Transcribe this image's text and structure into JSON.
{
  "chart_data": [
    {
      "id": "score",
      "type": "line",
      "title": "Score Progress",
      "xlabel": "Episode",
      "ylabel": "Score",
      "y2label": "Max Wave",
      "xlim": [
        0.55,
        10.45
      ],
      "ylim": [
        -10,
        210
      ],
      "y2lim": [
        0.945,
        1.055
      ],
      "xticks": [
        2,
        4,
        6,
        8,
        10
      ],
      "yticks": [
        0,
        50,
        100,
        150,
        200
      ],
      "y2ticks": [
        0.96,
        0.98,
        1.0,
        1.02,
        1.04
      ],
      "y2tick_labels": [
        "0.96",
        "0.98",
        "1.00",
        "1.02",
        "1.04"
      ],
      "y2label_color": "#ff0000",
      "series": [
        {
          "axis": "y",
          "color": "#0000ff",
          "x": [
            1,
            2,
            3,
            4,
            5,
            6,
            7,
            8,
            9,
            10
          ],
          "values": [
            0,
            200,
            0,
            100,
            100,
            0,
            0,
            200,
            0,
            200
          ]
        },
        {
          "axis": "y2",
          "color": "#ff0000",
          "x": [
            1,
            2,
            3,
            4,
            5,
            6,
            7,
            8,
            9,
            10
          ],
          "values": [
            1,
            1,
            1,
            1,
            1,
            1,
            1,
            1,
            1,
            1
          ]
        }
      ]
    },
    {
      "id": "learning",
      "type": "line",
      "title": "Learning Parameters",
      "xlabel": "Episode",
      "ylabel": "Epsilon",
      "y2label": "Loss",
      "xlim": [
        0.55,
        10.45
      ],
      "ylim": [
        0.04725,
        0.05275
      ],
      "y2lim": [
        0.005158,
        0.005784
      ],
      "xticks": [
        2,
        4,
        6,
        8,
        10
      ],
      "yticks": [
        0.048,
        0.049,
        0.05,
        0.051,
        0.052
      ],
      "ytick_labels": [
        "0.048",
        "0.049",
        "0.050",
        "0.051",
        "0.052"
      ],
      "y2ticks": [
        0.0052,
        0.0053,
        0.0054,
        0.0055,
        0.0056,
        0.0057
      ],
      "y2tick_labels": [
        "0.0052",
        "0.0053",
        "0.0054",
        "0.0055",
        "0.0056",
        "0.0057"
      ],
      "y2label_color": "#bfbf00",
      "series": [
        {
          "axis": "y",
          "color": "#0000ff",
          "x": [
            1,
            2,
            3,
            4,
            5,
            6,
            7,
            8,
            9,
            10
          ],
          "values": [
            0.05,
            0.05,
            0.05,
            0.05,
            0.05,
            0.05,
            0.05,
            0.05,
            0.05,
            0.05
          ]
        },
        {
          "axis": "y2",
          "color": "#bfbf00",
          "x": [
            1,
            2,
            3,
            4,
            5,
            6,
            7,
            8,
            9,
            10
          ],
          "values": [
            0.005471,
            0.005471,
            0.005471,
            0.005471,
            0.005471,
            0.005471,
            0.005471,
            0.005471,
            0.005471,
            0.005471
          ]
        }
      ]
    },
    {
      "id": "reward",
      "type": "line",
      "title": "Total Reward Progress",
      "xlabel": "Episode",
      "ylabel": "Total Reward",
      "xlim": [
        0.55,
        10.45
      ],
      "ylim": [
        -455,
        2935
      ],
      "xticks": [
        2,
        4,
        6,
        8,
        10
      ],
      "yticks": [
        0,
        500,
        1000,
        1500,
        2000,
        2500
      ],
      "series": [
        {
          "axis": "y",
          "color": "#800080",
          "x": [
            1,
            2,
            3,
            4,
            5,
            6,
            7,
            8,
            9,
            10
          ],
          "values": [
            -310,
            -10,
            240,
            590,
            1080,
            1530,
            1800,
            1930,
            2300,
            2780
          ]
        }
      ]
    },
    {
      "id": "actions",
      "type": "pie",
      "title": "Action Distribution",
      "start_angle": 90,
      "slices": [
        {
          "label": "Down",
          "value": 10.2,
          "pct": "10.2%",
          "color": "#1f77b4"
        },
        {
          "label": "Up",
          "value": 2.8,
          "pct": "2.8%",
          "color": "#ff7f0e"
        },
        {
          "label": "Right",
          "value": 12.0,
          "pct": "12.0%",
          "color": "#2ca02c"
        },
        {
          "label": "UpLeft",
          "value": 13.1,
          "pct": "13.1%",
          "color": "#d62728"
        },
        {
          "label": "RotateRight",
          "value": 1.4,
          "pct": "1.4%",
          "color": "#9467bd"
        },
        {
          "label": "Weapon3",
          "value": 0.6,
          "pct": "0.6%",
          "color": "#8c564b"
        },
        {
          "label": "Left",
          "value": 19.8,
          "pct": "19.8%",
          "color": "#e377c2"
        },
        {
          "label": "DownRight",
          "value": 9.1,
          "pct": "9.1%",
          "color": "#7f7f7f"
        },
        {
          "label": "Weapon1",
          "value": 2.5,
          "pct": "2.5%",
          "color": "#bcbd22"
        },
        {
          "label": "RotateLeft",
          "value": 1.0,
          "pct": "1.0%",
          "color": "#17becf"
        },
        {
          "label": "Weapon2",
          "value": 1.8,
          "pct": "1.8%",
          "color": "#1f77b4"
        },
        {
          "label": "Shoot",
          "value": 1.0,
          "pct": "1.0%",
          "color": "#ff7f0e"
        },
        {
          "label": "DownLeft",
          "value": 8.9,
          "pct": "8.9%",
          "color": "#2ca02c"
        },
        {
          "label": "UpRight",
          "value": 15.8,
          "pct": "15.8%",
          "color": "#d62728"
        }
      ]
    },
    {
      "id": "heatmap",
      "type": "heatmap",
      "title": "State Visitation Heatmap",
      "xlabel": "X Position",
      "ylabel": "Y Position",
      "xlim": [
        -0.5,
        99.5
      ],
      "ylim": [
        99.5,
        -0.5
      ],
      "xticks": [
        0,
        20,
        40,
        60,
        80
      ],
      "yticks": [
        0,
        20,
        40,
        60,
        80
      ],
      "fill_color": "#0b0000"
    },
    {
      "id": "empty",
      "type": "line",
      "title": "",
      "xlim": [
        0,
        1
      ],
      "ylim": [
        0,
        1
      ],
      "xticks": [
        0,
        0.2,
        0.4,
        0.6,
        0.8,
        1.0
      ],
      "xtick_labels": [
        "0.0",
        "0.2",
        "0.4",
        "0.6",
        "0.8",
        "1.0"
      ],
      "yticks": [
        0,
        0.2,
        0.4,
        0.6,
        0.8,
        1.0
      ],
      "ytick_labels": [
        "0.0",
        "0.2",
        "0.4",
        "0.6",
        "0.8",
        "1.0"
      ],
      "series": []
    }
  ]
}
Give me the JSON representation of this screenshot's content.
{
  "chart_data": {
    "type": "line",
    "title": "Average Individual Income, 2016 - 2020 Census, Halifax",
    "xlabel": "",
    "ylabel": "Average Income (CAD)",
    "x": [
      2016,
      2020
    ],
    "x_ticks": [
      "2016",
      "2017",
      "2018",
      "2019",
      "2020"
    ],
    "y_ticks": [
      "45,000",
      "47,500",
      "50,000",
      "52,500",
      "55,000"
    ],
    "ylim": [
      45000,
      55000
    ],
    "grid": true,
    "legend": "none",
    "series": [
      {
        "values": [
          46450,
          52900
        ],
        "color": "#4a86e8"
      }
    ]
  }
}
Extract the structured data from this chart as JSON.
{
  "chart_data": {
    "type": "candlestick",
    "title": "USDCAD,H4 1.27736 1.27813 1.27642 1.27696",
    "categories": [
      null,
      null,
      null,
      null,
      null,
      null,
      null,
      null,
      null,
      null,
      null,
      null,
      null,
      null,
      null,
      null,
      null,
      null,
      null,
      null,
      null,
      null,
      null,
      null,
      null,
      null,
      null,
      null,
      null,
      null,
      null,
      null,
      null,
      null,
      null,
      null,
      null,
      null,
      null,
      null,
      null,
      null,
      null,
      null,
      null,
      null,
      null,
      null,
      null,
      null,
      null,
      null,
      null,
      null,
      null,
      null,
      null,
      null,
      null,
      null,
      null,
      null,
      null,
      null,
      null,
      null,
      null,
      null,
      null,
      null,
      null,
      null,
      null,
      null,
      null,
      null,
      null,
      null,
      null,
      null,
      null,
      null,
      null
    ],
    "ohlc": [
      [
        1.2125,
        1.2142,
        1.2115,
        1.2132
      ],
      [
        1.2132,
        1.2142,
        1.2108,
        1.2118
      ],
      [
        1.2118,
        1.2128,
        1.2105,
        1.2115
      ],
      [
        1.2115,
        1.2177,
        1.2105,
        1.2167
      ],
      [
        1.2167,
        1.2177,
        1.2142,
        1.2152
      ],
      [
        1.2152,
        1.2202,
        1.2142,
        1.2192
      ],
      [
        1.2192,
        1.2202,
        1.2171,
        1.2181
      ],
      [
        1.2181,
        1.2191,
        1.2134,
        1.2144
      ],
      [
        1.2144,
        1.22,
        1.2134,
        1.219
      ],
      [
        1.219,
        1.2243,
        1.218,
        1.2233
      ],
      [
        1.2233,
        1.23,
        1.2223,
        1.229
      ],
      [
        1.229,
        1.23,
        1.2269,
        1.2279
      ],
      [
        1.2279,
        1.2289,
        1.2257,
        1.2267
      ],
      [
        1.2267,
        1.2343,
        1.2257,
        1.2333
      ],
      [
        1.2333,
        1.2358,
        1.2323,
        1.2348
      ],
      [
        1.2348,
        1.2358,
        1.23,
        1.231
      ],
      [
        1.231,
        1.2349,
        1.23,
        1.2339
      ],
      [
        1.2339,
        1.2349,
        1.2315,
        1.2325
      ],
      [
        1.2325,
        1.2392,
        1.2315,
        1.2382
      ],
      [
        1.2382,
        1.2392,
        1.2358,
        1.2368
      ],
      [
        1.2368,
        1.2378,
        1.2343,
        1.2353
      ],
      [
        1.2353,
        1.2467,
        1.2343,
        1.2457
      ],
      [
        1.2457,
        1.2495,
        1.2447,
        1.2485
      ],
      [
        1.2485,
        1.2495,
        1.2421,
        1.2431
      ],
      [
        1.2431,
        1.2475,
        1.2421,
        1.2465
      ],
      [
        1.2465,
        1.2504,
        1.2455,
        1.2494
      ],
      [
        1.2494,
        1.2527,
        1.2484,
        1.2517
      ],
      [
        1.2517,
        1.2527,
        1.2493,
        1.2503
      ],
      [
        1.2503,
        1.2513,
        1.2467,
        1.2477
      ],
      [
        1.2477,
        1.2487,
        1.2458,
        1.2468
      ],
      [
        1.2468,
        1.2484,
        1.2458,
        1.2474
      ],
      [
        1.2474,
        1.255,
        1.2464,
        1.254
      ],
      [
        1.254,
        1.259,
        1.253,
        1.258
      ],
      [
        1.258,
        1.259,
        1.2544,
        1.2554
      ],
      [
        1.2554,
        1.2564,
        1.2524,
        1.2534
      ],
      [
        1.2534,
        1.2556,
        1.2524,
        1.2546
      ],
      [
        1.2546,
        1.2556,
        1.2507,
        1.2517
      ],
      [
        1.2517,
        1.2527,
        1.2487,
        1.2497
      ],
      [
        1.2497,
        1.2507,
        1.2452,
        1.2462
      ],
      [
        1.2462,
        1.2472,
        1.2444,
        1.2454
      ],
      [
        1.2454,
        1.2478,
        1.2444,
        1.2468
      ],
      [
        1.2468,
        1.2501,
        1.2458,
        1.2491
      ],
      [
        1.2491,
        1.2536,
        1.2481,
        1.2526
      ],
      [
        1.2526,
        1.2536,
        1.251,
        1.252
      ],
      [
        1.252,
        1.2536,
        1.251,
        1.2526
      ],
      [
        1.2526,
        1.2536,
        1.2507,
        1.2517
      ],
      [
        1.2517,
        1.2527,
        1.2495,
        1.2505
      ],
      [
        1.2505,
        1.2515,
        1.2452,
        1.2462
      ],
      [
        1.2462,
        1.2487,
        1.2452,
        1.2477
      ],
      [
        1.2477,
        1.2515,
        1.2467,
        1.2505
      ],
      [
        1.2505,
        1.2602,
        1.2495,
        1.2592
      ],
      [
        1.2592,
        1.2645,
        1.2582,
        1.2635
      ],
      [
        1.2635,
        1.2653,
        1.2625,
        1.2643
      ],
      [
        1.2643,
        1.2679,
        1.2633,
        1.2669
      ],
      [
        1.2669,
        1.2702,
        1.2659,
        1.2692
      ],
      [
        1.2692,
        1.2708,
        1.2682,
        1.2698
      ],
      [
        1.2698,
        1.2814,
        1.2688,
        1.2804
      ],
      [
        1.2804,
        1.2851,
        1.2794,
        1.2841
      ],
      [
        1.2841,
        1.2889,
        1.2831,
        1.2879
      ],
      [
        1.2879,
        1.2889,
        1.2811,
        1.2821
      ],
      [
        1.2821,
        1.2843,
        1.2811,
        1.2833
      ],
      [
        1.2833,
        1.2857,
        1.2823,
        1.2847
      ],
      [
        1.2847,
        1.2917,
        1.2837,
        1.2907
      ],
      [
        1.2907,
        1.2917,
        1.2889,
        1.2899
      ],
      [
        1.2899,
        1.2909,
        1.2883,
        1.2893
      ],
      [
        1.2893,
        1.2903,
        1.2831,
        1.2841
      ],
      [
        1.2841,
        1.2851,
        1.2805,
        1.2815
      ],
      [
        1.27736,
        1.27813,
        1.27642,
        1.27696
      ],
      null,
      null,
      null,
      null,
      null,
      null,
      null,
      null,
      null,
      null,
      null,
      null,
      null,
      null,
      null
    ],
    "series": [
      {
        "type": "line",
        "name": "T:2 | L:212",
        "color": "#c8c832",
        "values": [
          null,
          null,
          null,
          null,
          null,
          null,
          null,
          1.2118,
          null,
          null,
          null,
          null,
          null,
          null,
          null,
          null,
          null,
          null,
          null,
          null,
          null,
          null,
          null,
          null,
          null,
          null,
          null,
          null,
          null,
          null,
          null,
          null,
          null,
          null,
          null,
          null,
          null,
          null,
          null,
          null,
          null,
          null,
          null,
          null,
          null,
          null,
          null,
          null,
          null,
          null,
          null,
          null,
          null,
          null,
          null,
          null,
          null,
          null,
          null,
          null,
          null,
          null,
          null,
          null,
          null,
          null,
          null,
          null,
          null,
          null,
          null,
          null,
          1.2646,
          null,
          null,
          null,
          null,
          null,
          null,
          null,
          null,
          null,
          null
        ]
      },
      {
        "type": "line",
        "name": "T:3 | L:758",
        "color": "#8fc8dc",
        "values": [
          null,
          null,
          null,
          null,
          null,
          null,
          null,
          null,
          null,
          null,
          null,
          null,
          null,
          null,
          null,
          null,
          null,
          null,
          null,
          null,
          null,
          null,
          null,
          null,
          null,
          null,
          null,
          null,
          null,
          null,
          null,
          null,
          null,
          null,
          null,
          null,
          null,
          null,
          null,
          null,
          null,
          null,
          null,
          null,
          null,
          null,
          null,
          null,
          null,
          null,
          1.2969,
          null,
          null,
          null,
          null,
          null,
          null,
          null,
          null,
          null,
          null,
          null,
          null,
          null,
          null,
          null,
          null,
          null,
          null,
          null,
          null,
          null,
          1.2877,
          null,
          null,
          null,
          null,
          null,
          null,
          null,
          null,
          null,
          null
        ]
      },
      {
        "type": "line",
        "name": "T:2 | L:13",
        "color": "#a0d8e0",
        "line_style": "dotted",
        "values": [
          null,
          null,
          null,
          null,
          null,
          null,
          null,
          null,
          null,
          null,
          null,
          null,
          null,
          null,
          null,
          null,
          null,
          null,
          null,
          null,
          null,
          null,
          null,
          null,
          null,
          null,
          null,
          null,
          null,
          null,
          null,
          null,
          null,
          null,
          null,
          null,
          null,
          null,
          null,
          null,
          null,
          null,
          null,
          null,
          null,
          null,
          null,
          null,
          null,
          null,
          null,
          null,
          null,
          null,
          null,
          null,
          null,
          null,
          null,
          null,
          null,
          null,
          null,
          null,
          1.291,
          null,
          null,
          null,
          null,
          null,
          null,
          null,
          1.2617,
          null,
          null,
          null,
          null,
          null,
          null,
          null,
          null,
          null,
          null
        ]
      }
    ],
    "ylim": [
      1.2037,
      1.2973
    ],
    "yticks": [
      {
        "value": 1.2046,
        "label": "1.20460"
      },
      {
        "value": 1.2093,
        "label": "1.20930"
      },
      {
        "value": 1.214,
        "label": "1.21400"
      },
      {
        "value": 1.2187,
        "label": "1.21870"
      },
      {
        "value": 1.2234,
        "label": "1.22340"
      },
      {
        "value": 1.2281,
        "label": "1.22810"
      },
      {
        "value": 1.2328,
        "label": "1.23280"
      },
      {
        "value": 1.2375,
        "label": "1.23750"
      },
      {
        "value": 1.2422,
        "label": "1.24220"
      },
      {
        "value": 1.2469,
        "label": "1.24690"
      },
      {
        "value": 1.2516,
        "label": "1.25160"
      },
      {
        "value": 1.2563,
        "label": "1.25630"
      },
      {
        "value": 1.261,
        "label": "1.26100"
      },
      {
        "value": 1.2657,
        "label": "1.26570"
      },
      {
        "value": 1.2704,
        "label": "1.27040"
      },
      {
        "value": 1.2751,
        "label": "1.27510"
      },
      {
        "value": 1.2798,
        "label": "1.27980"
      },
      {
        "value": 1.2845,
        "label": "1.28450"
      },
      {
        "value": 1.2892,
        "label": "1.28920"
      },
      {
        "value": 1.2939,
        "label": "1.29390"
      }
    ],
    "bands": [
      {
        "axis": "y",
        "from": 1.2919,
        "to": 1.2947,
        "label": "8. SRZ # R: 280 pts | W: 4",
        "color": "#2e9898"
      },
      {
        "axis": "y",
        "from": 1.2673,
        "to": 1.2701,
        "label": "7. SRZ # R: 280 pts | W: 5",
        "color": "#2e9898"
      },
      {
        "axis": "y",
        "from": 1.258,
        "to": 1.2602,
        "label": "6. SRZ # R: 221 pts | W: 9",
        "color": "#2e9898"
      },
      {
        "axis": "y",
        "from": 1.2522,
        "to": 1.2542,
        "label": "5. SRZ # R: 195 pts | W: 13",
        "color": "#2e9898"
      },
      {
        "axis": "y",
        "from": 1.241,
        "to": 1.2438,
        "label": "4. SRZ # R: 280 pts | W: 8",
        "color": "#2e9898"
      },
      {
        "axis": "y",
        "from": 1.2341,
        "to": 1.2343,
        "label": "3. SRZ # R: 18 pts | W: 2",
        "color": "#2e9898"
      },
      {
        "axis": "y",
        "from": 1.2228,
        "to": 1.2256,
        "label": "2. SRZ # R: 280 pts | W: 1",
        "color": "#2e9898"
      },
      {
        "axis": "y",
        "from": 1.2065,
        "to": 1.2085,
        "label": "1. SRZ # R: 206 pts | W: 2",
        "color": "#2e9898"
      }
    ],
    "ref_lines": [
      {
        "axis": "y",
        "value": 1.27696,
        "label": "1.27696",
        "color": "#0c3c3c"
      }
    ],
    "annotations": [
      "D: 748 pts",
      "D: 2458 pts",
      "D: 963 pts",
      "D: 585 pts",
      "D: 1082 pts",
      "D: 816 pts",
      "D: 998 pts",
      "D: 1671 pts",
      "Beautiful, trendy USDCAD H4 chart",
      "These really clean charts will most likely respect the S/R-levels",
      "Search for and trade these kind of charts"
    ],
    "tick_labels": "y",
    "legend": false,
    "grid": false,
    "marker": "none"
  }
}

• **Your goal**
Look through the data above. Each line containing the word "Progress" needs to be copied.

• **Response**
      "title": "Score Progress",
      "title": "Total Reward Progress",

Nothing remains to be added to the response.